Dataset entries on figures
┌──
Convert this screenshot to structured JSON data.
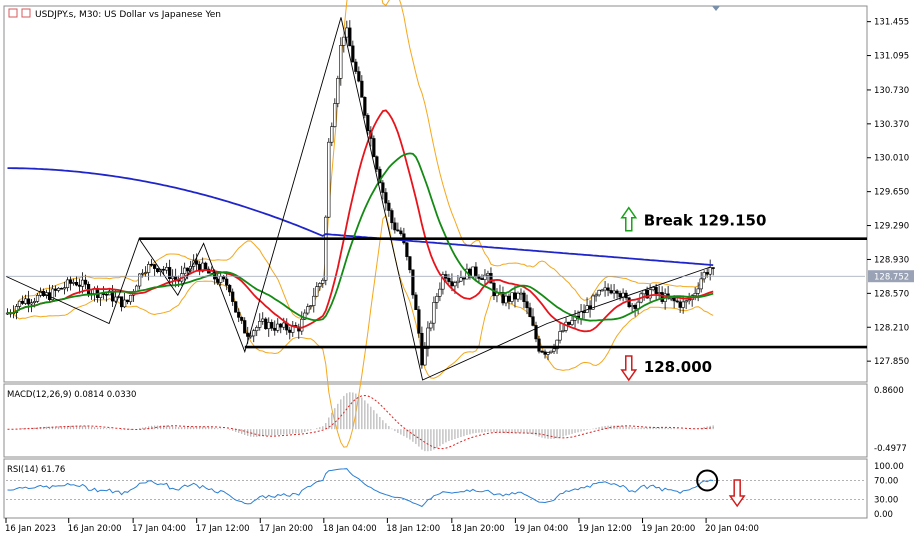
{
  "chart_data": {
    "type": "candlestick",
    "title": "USDJPY.s, M30:  US Dollar vs Japanese Yen",
    "price_axis": {
      "ticks": [
        "131.455",
        "131.095",
        "130.730",
        "130.370",
        "130.010",
        "129.650",
        "129.290",
        "128.930",
        "128.570",
        "128.210",
        "127.850"
      ],
      "current_price": "128.752",
      "range": [
        127.65,
        131.6
      ]
    },
    "time_axis": {
      "ticks": [
        "16 Jan 2023",
        "16 Jan 20:00",
        "17 Jan 04:00",
        "17 Jan 12:00",
        "17 Jan 20:00",
        "18 Jan 04:00",
        "18 Jan 12:00",
        "18 Jan 20:00",
        "19 Jan 04:00",
        "19 Jan 12:00",
        "19 Jan 20:00",
        "20 Jan 04:00"
      ]
    },
    "indicators_main": [
      "Moving average (blue, long period)",
      "Moving average (red)",
      "Moving average (green)",
      "Bollinger Bands (orange)"
    ],
    "levels": [
      {
        "label": "Break 129.150",
        "price": 129.15,
        "arrow": "up"
      },
      {
        "label": "128.000",
        "price": 128.0,
        "arrow": "down"
      }
    ],
    "price_path": [
      [
        0,
        128.35
      ],
      [
        0.02,
        128.5
      ],
      [
        0.05,
        128.55
      ],
      [
        0.08,
        128.7
      ],
      [
        0.1,
        128.6
      ],
      [
        0.12,
        128.55
      ],
      [
        0.14,
        128.45
      ],
      [
        0.16,
        128.85
      ],
      [
        0.18,
        128.85
      ],
      [
        0.2,
        128.7
      ],
      [
        0.22,
        128.9
      ],
      [
        0.24,
        128.75
      ],
      [
        0.26,
        128.65
      ],
      [
        0.27,
        128.3
      ],
      [
        0.28,
        128.15
      ],
      [
        0.3,
        128.25
      ],
      [
        0.32,
        128.2
      ],
      [
        0.34,
        128.2
      ],
      [
        0.35,
        128.35
      ],
      [
        0.36,
        128.6
      ],
      [
        0.37,
        128.75
      ],
      [
        0.375,
        130.1
      ],
      [
        0.385,
        130.8
      ],
      [
        0.39,
        131.2
      ],
      [
        0.395,
        131.4
      ],
      [
        0.4,
        131.2
      ],
      [
        0.41,
        130.8
      ],
      [
        0.42,
        130.4
      ],
      [
        0.43,
        130.0
      ],
      [
        0.44,
        129.6
      ],
      [
        0.45,
        129.3
      ],
      [
        0.46,
        129.2
      ],
      [
        0.47,
        128.8
      ],
      [
        0.48,
        128.2
      ],
      [
        0.485,
        127.8
      ],
      [
        0.49,
        128.1
      ],
      [
        0.5,
        128.5
      ],
      [
        0.51,
        128.8
      ],
      [
        0.52,
        128.7
      ],
      [
        0.54,
        128.8
      ],
      [
        0.56,
        128.75
      ],
      [
        0.57,
        128.55
      ],
      [
        0.58,
        128.5
      ],
      [
        0.6,
        128.55
      ],
      [
        0.61,
        128.3
      ],
      [
        0.62,
        128.0
      ],
      [
        0.63,
        127.95
      ],
      [
        0.64,
        128.05
      ],
      [
        0.65,
        128.2
      ],
      [
        0.67,
        128.35
      ],
      [
        0.69,
        128.55
      ],
      [
        0.71,
        128.65
      ],
      [
        0.72,
        128.5
      ],
      [
        0.73,
        128.45
      ],
      [
        0.75,
        128.6
      ],
      [
        0.77,
        128.5
      ],
      [
        0.79,
        128.45
      ],
      [
        0.8,
        128.55
      ],
      [
        0.81,
        128.75
      ],
      [
        0.82,
        128.85
      ],
      [
        0.825,
        128.75
      ]
    ],
    "macd": {
      "label": "MACD(12,26,9) 0.0814 0.0330",
      "ticks": [
        "0.8600",
        "-0.4977"
      ]
    },
    "rsi": {
      "label": "RSI(14) 61.76",
      "ticks": [
        "100.00",
        "70.00",
        "30.00",
        "0.00"
      ],
      "levels": [
        70,
        30
      ]
    }
  }
}
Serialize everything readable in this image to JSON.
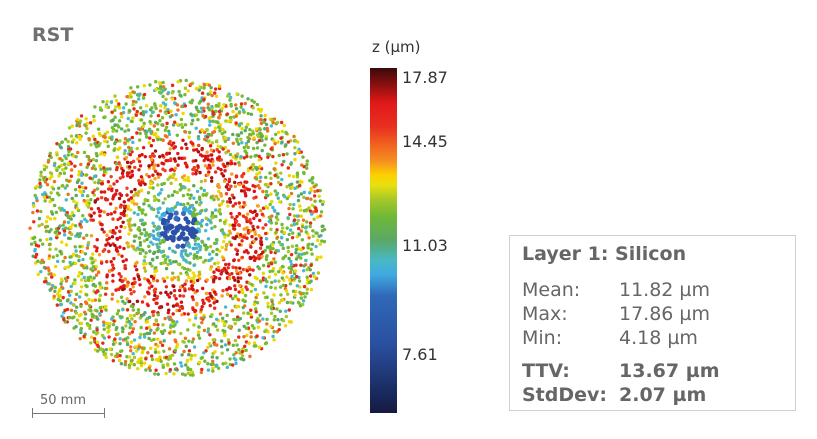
{
  "title": "RST",
  "chart_data": {
    "type": "scatter",
    "colorbar": {
      "label": "z (µm)",
      "ticks": [
        "17.87",
        "14.45",
        "11.03",
        "7.61"
      ],
      "range": [
        4.18,
        17.87
      ],
      "colormap": "jet"
    },
    "scale_bar": "50 mm"
  },
  "stats": {
    "heading": "Layer 1: Silicon",
    "rows": [
      {
        "label": "Mean:",
        "value": "11.82 µm",
        "bold": false
      },
      {
        "label": "Max:",
        "value": "17.86 µm",
        "bold": false
      },
      {
        "label": "Min:",
        "value": "4.18 µm",
        "bold": false
      },
      {
        "label": "TTV:",
        "value": "13.67 µm",
        "bold": true
      },
      {
        "label": "StdDev:",
        "value": "2.07 µm",
        "bold": true
      }
    ]
  }
}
└──
• _WRITTEN REQUEST_
From the entries above, extract every line where the word "title" appears.

• _TASK ANSWER_
    "title": "USDJPY.s, M30:  US Dollar vs Japanese Yen",
  "title": "RST",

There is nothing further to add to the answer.